■ **WHAT YOU NEED TO DO**
A: The post about the per-OSD PG creation limit describes the new cluster's setup at the top. List each component of that cluster that has a count, with the count given.
B: Copy the passage of the post about the per-OSD PG creation limit word for word, starting with "At 256 PGs (and" and going on through "of the machine.".

:: TEXT EXTRACT ::

Max PGs per OSD creation limit?

chibi@xxxxxxx (Christian Balzer) · Mon, 14 Jul 2014 18:16:43 +0900

Hello,

new firefly cluster, currently just 1 storage node with 8 OSDs (3TB HDDs,
journals on 4 DC3700 SSDs), the rest of the storage nodes are in the queue
and 3 mons.  Thus replication of 1.

Now this is the 2nd incarnation if this "cluster", I did a first one a few
days ago and this did NOT happen then. 
Neither was any software changed or updated and I definitely didn't see
that with my emperor cluster when I increased PG_NUMs early in it's life.

---
root at ceph-01:~# ceph osd pool set rbd pg_num 1024
Error E2BIG: specified pg_num 1024 is too large (creating 960 new PGs on ~8 OSDs exceeds per-OSD max of 32)
---

And indeed when limiting it to 256 it worked (and so did further
increases, albeit in steps of 256).

While I see _why_ one would want to limit things like this that could lead
to massive data movement, when and where was this limit introduced?
Is it maybe triggered by data present, even if that isn't actual Ceph data
like this:
---
     osdmap e86: 8 osds: 8 up, 8 in
      pgmap v444: 1152 pgs, 3 pools, 0 bytes data, 0 objects
            384 MB used, 22344 GB / 22345 GB avail
                1152 active+clean
---

Also for the performance keeping record, I tested this cluster with rados
bench (write) and a block size of 4K.
At 256 PGs (and PGPs, before somebody asks) it was capable of 1500 IOPS.
At 1024 PGS it was capable of 3500 IOPS, with clearly higher CPU usage,
but very much within the capabilities of the machine.

Food for thought.

Christian
-- 
Christian Balzer        Network/Systems Engineer                
chibi at gol.com   	Global OnLine Japan/Fusion Communications
http://www.gol.com/

:::
:: RECORDS SUPPLIED ::

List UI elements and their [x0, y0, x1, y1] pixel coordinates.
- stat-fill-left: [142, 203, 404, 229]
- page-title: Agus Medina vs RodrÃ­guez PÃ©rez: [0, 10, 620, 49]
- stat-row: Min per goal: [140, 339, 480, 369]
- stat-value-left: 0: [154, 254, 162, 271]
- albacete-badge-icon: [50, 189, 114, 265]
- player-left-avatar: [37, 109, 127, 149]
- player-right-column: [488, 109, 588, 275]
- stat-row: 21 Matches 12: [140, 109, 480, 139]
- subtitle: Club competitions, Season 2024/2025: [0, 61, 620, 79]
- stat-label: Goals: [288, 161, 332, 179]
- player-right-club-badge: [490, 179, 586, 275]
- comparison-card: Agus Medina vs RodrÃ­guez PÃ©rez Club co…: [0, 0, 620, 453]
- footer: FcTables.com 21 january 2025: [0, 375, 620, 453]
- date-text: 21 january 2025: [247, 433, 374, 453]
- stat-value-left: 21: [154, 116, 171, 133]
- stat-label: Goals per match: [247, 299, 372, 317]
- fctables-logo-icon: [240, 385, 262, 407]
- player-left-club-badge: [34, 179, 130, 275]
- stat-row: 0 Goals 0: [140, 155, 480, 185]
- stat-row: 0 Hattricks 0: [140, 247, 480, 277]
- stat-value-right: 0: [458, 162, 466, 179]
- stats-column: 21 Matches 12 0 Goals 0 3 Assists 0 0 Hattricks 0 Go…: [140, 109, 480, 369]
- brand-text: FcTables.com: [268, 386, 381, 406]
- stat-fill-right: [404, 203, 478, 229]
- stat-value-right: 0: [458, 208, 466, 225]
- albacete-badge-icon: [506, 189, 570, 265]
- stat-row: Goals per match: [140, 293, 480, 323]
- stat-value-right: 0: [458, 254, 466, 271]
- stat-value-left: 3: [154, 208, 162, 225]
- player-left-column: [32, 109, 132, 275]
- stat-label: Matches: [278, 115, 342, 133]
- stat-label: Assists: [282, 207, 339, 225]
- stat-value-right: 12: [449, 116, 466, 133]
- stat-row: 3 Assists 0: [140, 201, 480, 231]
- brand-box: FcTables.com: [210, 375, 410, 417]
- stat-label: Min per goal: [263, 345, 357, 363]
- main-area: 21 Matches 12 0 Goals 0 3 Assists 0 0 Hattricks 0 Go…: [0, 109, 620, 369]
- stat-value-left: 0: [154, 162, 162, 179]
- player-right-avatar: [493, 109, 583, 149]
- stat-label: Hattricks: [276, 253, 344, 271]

:::

■ **RESPONSES PER TASK**
A:
- Storage node: 1
- OSDs: 8
- DC3700 SSDs (holding the journals): 4
- Mons: 3

B:
At 256 PGs (and PGPs, before somebody asks) it was capable of 1500 IOPS.
At 1024 PGS it was capable of 3500 IOPS, with clearly higher CPU usage,
but very much within the capabilities of the machine.